**PROBLEM DETAILS:**
Copy each line that contains the string "розпоряджатися".

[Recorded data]

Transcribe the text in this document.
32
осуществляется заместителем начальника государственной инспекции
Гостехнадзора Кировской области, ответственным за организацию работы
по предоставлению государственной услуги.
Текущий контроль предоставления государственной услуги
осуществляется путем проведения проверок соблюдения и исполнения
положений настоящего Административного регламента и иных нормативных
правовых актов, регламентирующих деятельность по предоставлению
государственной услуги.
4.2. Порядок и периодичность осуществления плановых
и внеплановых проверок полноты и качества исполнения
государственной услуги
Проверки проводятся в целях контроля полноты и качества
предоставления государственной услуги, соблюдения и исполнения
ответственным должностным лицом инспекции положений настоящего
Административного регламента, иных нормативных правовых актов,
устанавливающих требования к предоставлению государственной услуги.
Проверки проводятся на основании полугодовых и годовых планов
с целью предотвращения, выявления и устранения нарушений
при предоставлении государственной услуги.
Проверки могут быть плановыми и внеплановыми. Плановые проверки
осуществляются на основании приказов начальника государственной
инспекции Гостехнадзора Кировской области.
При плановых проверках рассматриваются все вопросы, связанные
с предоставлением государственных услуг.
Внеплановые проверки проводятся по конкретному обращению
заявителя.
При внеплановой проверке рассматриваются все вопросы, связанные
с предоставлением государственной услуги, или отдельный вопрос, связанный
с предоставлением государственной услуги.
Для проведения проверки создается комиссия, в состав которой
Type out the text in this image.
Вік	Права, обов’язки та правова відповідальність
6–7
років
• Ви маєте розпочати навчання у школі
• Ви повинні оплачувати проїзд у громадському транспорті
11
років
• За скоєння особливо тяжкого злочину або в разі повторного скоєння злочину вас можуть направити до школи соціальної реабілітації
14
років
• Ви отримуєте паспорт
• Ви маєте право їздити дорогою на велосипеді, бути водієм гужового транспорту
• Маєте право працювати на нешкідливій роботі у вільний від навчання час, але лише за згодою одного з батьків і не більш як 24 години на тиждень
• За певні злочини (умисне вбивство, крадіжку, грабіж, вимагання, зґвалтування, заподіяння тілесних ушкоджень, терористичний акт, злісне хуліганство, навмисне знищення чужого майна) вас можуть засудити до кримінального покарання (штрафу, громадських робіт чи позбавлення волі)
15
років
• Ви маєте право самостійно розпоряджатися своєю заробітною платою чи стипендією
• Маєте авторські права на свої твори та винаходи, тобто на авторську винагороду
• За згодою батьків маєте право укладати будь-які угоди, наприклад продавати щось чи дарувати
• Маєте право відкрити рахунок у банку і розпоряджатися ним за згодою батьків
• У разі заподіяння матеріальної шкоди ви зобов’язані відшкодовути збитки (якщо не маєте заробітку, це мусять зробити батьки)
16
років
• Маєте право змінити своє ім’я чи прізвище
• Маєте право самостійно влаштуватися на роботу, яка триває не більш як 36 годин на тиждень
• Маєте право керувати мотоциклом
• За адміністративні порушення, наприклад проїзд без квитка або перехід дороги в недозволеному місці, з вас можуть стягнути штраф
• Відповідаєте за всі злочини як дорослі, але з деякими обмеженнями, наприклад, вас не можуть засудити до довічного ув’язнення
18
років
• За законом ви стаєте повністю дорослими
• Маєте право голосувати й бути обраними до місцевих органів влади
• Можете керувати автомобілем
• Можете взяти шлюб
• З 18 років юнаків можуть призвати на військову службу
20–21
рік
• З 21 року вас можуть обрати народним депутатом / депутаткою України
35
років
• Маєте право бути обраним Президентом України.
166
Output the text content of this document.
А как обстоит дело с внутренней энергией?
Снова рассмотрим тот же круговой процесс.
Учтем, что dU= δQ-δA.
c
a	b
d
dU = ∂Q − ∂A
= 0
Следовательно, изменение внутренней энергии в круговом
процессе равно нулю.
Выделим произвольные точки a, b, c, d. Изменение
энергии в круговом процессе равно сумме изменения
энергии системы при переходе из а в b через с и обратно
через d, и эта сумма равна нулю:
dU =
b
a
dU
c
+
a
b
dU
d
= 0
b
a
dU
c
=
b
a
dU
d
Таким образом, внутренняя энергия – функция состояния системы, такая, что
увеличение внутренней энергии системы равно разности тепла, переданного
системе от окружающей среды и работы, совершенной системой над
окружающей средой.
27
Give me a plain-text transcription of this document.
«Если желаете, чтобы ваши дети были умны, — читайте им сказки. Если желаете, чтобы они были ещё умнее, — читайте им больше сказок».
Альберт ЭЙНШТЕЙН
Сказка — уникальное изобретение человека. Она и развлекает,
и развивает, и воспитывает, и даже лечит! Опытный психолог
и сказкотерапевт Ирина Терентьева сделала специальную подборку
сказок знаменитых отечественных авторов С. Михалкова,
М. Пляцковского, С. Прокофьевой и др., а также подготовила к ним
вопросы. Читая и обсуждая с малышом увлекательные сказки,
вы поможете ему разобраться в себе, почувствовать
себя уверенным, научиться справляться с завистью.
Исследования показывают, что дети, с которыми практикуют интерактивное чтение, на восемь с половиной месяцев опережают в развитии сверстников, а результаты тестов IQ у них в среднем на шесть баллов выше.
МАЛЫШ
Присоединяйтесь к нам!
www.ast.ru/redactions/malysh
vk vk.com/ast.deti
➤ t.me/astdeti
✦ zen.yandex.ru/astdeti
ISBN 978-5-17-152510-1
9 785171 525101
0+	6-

**ANSWER TO THIS PROBLEM:**
• Ви маєте право самостійно розпоряджатися своєю заробітною платою чи стипендією
• Маєте право відкрити рахунок у банку і розпоряджатися ним за згодою батьків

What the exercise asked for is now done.